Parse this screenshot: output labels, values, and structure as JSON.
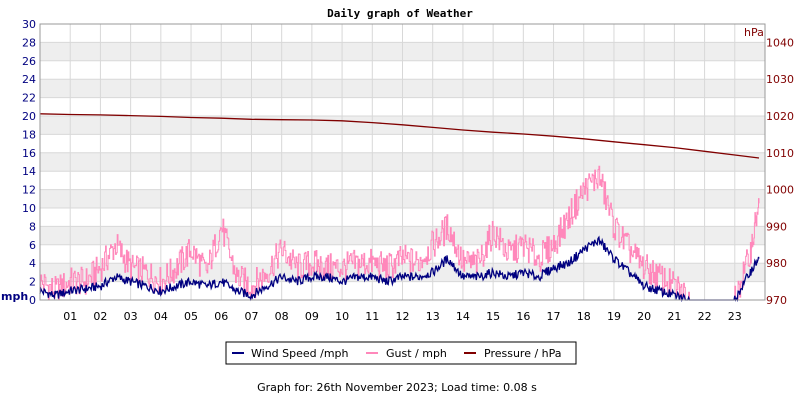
{
  "chart_data": {
    "type": "line",
    "title": "Daily graph of Weather",
    "ylabel_left": "mph",
    "ylabel_right": "hPa",
    "ylim_left": [
      0,
      30
    ],
    "ylim_right": [
      970,
      1045
    ],
    "xlim": [
      0,
      24
    ],
    "yticks_left": [
      "0",
      "2",
      "4",
      "6",
      "8",
      "10",
      "12",
      "14",
      "16",
      "18",
      "20",
      "22",
      "24",
      "26",
      "28",
      "30"
    ],
    "yticks_right": [
      "970",
      "980",
      "990",
      "1000",
      "1010",
      "1020",
      "1030",
      "1040"
    ],
    "xticks": [
      "01",
      "02",
      "03",
      "04",
      "05",
      "06",
      "07",
      "08",
      "09",
      "10",
      "11",
      "12",
      "13",
      "14",
      "15",
      "16",
      "17",
      "18",
      "19",
      "20",
      "21",
      "22",
      "23"
    ],
    "series": [
      {
        "name": "Wind Speed /mph",
        "color": "#000080",
        "axis": "left",
        "x": [
          0,
          0.5,
          1,
          1.5,
          2,
          2.5,
          3,
          3.5,
          4,
          4.5,
          5,
          5.5,
          6,
          6.5,
          7,
          7.5,
          8,
          8.5,
          9,
          9.5,
          10,
          10.5,
          11,
          11.5,
          12,
          12.5,
          13,
          13.5,
          14,
          14.5,
          15,
          15.5,
          16,
          16.5,
          17,
          17.5,
          18,
          18.5,
          19,
          19.5,
          20,
          20.5,
          21,
          21.5,
          22,
          22.5,
          23,
          23.5,
          23.8
        ],
        "values": [
          1.0,
          0.5,
          1.0,
          1.2,
          1.5,
          2.5,
          2.0,
          1.5,
          1.0,
          1.5,
          2.0,
          1.5,
          2.0,
          1.0,
          0.5,
          1.5,
          2.5,
          2.0,
          2.5,
          2.5,
          2.0,
          2.5,
          2.5,
          2.0,
          2.5,
          2.5,
          3.0,
          4.5,
          2.5,
          2.5,
          3.0,
          2.5,
          3.0,
          2.5,
          3.5,
          4.0,
          5.5,
          6.5,
          4.5,
          3.0,
          1.5,
          1.0,
          0.5,
          0.0,
          0.0,
          0.0,
          0.0,
          3.0,
          4.5
        ]
      },
      {
        "name": "Gust / mph",
        "color": "#FF88BB",
        "axis": "left",
        "x": [
          0,
          0.5,
          1,
          1.5,
          2,
          2.5,
          3,
          3.5,
          4,
          4.5,
          5,
          5.5,
          6,
          6.5,
          7,
          7.5,
          8,
          8.5,
          9,
          9.5,
          10,
          10.5,
          11,
          11.5,
          12,
          12.5,
          13,
          13.5,
          14,
          14.5,
          15,
          15.5,
          16,
          16.5,
          17,
          17.5,
          18,
          18.5,
          19,
          19.5,
          20,
          20.5,
          21,
          21.5,
          22,
          22.5,
          23,
          23.5,
          23.8
        ],
        "values": [
          2.0,
          1.0,
          2.0,
          2.0,
          3.5,
          6.0,
          3.5,
          3.0,
          2.0,
          3.5,
          5.5,
          3.0,
          8.0,
          2.5,
          1.5,
          3.0,
          5.5,
          3.5,
          4.0,
          3.5,
          3.5,
          4.0,
          4.0,
          3.5,
          4.5,
          4.0,
          6.0,
          8.0,
          4.0,
          4.0,
          7.5,
          5.0,
          6.0,
          4.5,
          6.0,
          9.0,
          12.0,
          13.5,
          8.0,
          5.5,
          3.5,
          2.5,
          1.5,
          0.0,
          0.0,
          0.0,
          0.0,
          5.0,
          10.5
        ]
      },
      {
        "name": "Pressure / hPa",
        "color": "#800000",
        "axis": "right",
        "x": [
          0,
          1,
          2,
          3,
          4,
          5,
          6,
          7,
          8,
          9,
          10,
          11,
          12,
          13,
          14,
          15,
          16,
          17,
          18,
          19,
          20,
          21,
          22,
          23,
          23.8
        ],
        "values": [
          1020.6,
          1020.4,
          1020.3,
          1020.1,
          1019.9,
          1019.6,
          1019.4,
          1019.1,
          1019.0,
          1018.9,
          1018.7,
          1018.2,
          1017.6,
          1016.9,
          1016.2,
          1015.6,
          1015.1,
          1014.5,
          1013.8,
          1013.0,
          1012.2,
          1011.4,
          1010.4,
          1009.4,
          1008.6
        ]
      }
    ]
  },
  "legend": {
    "items": [
      "Wind Speed /mph",
      "Gust / mph",
      "Pressure / hPa"
    ]
  },
  "footer": {
    "text": "Graph for: 26th November 2023; Load time: 0.08 s"
  }
}
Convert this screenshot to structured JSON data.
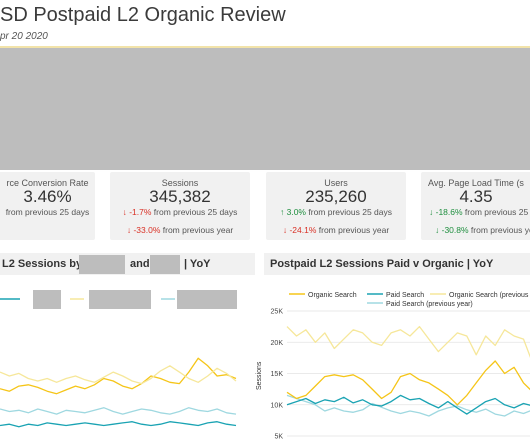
{
  "header": {
    "title": "SD Postpaid L2 Organic Review",
    "date_range": "pr 20 2020"
  },
  "kpis": [
    {
      "label": "rce Conversion Rate",
      "value": "3.46%",
      "line1": "from previous 25 days",
      "line1_delta": "",
      "line2": "",
      "line2_delta": ""
    },
    {
      "label": "Sessions",
      "value": "345,382",
      "line1_delta": "↓ -1.7%",
      "line1": "from previous 25 days",
      "line2_delta": "↓ -33.0%",
      "line2": "from previous year"
    },
    {
      "label": "Users",
      "value": "235,260",
      "line1_delta": "↑ 3.0%",
      "line1": "from previous 25 days",
      "line2_delta": "↓ -24.1%",
      "line2": "from previous year"
    },
    {
      "label": "Avg. Page Load Time (s",
      "value": "4.35",
      "line1_delta": "↓ -18.6%",
      "line1": "from previous 25",
      "line2_delta": "↓ -30.8%",
      "line2": "from previous ye"
    }
  ],
  "colors": {
    "negative": "#d93025",
    "positive": "#1e8e3e",
    "organic": "#f5c518",
    "paid": "#1aa3b3",
    "organic_prev": "#f6e79a",
    "paid_prev": "#9fd8e0"
  },
  "left_panel": {
    "title_a": "L2 Sessions by",
    "title_b": "and",
    "title_c": "| YoY"
  },
  "right_panel": {
    "title": "Postpaid L2 Sessions Paid v Organic | YoY"
  },
  "chart_data": [
    {
      "type": "line",
      "title": "Postpaid L2 Sessions Paid v Organic | YoY",
      "ylabel": "Sessions",
      "yticks": [
        "25K",
        "20K",
        "15K",
        "10K",
        "5K"
      ],
      "ylim": [
        5000,
        25000
      ],
      "grid": true,
      "legend_position": "top",
      "series": [
        {
          "name": "Organic Search",
          "color": "#f5c518",
          "values": [
            12000,
            11000,
            11500,
            13000,
            14500,
            14800,
            14500,
            14800,
            14000,
            12500,
            11000,
            12000,
            14500,
            15000,
            14000,
            13500,
            12500,
            11500,
            10000,
            11500,
            13500,
            15500,
            17000,
            15000,
            16000,
            13500,
            12000
          ]
        },
        {
          "name": "Paid Search",
          "color": "#1aa3b3",
          "values": [
            10000,
            10500,
            11000,
            10200,
            10800,
            10500,
            11200,
            10300,
            10800,
            10000,
            9800,
            10500,
            11500,
            10800,
            11000,
            10200,
            9500,
            10500,
            9500,
            8500,
            9500,
            10500,
            11000,
            10000,
            9500,
            10200,
            9800
          ]
        },
        {
          "name": "Organic Search (previous",
          "color": "#f6e79a",
          "values": [
            22500,
            21000,
            22000,
            20000,
            21500,
            19000,
            20500,
            22000,
            21500,
            20000,
            19500,
            21500,
            22000,
            21000,
            22500,
            20500,
            18500,
            20000,
            21500,
            21000,
            18000,
            21000,
            19500,
            22000,
            21000,
            20500,
            16500
          ]
        },
        {
          "name": "Paid Search (previous year)",
          "color": "#9fd8e0",
          "values": [
            11500,
            11000,
            10500,
            10000,
            9000,
            9500,
            9000,
            8800,
            9200,
            10200,
            9600,
            9000,
            8600,
            9000,
            8700,
            8200,
            9000,
            9500,
            9800,
            9200,
            8800,
            9300,
            8500,
            8200,
            9000,
            8600,
            9200
          ]
        }
      ]
    },
    {
      "type": "line",
      "title": "L2 Sessions by | YoY",
      "ylim": [
        0,
        1
      ],
      "grid": false,
      "series": [
        {
          "color": "#f5c518",
          "values": [
            0.42,
            0.4,
            0.44,
            0.45,
            0.43,
            0.4,
            0.38,
            0.41,
            0.44,
            0.42,
            0.45,
            0.5,
            0.48,
            0.44,
            0.42,
            0.46,
            0.52,
            0.5,
            0.47,
            0.46,
            0.55,
            0.66,
            0.6,
            0.52,
            0.53,
            0.5
          ]
        },
        {
          "color": "#f6e79a",
          "values": [
            0.55,
            0.52,
            0.54,
            0.5,
            0.48,
            0.5,
            0.47,
            0.5,
            0.52,
            0.49,
            0.47,
            0.51,
            0.55,
            0.52,
            0.48,
            0.46,
            0.5,
            0.56,
            0.6,
            0.55,
            0.5,
            0.47,
            0.52,
            0.58,
            0.54,
            0.48
          ]
        },
        {
          "color": "#1aa3b3",
          "values": [
            0.13,
            0.14,
            0.12,
            0.14,
            0.13,
            0.15,
            0.14,
            0.13,
            0.14,
            0.15,
            0.14,
            0.13,
            0.14,
            0.15,
            0.16,
            0.14,
            0.13,
            0.14,
            0.16,
            0.15,
            0.14,
            0.13,
            0.15,
            0.16,
            0.14,
            0.13
          ]
        },
        {
          "color": "#9fd8e0",
          "values": [
            0.26,
            0.24,
            0.25,
            0.23,
            0.26,
            0.24,
            0.22,
            0.25,
            0.24,
            0.23,
            0.25,
            0.27,
            0.24,
            0.22,
            0.24,
            0.26,
            0.25,
            0.23,
            0.22,
            0.24,
            0.27,
            0.25,
            0.24,
            0.26,
            0.23,
            0.22
          ]
        }
      ]
    }
  ]
}
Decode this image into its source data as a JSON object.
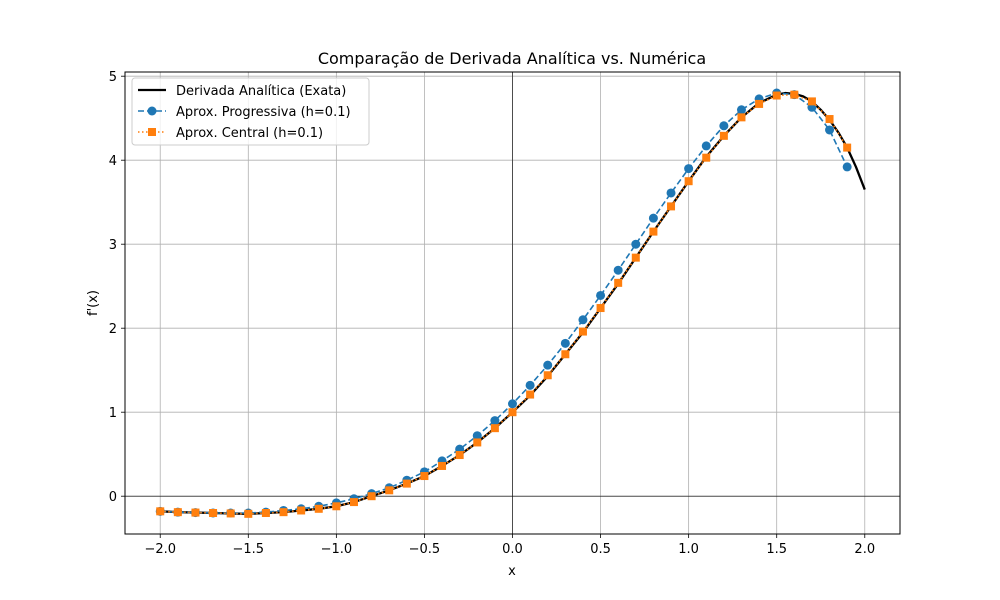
{
  "chart_data": {
    "type": "line",
    "title": "Comparação de Derivada Analítica vs. Numérica",
    "xlabel": "x",
    "ylabel": "f'(x)",
    "xlim": [
      -2.2,
      2.2
    ],
    "ylim": [
      -0.45,
      5.05
    ],
    "xticks": [
      -2.0,
      -1.5,
      -1.0,
      -0.5,
      0.0,
      0.5,
      1.0,
      1.5,
      2.0
    ],
    "xtick_labels": [
      "−2.0",
      "−1.5",
      "−1.0",
      "−0.5",
      "0.0",
      "0.5",
      "1.0",
      "1.5",
      "2.0"
    ],
    "yticks": [
      0,
      1,
      2,
      3,
      4,
      5
    ],
    "ytick_labels": [
      "0",
      "1",
      "2",
      "3",
      "4",
      "5"
    ],
    "grid": true,
    "legend_position": "upper-left",
    "series": [
      {
        "name": "Derivada Analítica (Exata)",
        "style": "solid-line",
        "color": "#000000",
        "x": [
          -2.0,
          -1.9,
          -1.8,
          -1.7,
          -1.6,
          -1.5,
          -1.4,
          -1.3,
          -1.2,
          -1.1,
          -1.0,
          -0.9,
          -0.8,
          -0.7,
          -0.6,
          -0.5,
          -0.4,
          -0.3,
          -0.2,
          -0.1,
          0.0,
          0.1,
          0.2,
          0.3,
          0.4,
          0.5,
          0.6,
          0.7,
          0.8,
          0.9,
          1.0,
          1.1,
          1.2,
          1.3,
          1.4,
          1.5,
          1.55,
          1.6,
          1.65,
          1.7,
          1.75,
          1.8,
          1.85,
          1.9,
          1.95,
          2.0
        ],
        "y": [
          -0.18,
          -0.19,
          -0.195,
          -0.2,
          -0.205,
          -0.21,
          -0.2,
          -0.19,
          -0.17,
          -0.15,
          -0.12,
          -0.07,
          0.0,
          0.07,
          0.15,
          0.24,
          0.36,
          0.49,
          0.64,
          0.81,
          1.0,
          1.2,
          1.43,
          1.69,
          1.95,
          2.24,
          2.53,
          2.84,
          3.15,
          3.45,
          3.75,
          4.04,
          4.29,
          4.51,
          4.68,
          4.78,
          4.8,
          4.79,
          4.76,
          4.7,
          4.6,
          4.48,
          4.33,
          4.15,
          3.92,
          3.65
        ]
      },
      {
        "name": "Aprox. Progressiva (h=0.1)",
        "style": "dashed-circle",
        "color": "#1f77b4",
        "x": [
          -2.0,
          -1.9,
          -1.8,
          -1.7,
          -1.6,
          -1.5,
          -1.4,
          -1.3,
          -1.2,
          -1.1,
          -1.0,
          -0.9,
          -0.8,
          -0.7,
          -0.6,
          -0.5,
          -0.4,
          -0.3,
          -0.2,
          -0.1,
          0.0,
          0.1,
          0.2,
          0.3,
          0.4,
          0.5,
          0.6,
          0.7,
          0.8,
          0.9,
          1.0,
          1.1,
          1.2,
          1.3,
          1.4,
          1.5,
          1.6,
          1.7,
          1.8,
          1.9
        ],
        "y": [
          -0.18,
          -0.19,
          -0.195,
          -0.2,
          -0.2,
          -0.2,
          -0.19,
          -0.17,
          -0.15,
          -0.12,
          -0.08,
          -0.03,
          0.03,
          0.1,
          0.19,
          0.29,
          0.42,
          0.56,
          0.72,
          0.9,
          1.1,
          1.32,
          1.56,
          1.82,
          2.1,
          2.39,
          2.69,
          3.0,
          3.31,
          3.61,
          3.9,
          4.17,
          4.41,
          4.6,
          4.73,
          4.8,
          4.78,
          4.63,
          4.36,
          3.92
        ]
      },
      {
        "name": "Aprox. Central (h=0.1)",
        "style": "dotted-square",
        "color": "#ff7f0e",
        "x": [
          -2.0,
          -1.9,
          -1.8,
          -1.7,
          -1.6,
          -1.5,
          -1.4,
          -1.3,
          -1.2,
          -1.1,
          -1.0,
          -0.9,
          -0.8,
          -0.7,
          -0.6,
          -0.5,
          -0.4,
          -0.3,
          -0.2,
          -0.1,
          0.0,
          0.1,
          0.2,
          0.3,
          0.4,
          0.5,
          0.6,
          0.7,
          0.8,
          0.9,
          1.0,
          1.1,
          1.2,
          1.3,
          1.4,
          1.5,
          1.6,
          1.7,
          1.8,
          1.9
        ],
        "y": [
          -0.18,
          -0.19,
          -0.195,
          -0.2,
          -0.205,
          -0.21,
          -0.2,
          -0.19,
          -0.17,
          -0.15,
          -0.12,
          -0.07,
          0.0,
          0.07,
          0.15,
          0.24,
          0.36,
          0.49,
          0.64,
          0.81,
          1.0,
          1.21,
          1.44,
          1.69,
          1.96,
          2.24,
          2.54,
          2.84,
          3.15,
          3.45,
          3.75,
          4.03,
          4.29,
          4.51,
          4.67,
          4.77,
          4.78,
          4.7,
          4.49,
          4.15
        ]
      }
    ]
  }
}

# TASK STATEMENT
Where a line contains the string "Derivada", extract that line.

# ANSWER TO THE EXERCISE
    "title": "Comparação de Derivada Analítica vs. Numérica",
        "name": "Derivada Analítica (Exata)",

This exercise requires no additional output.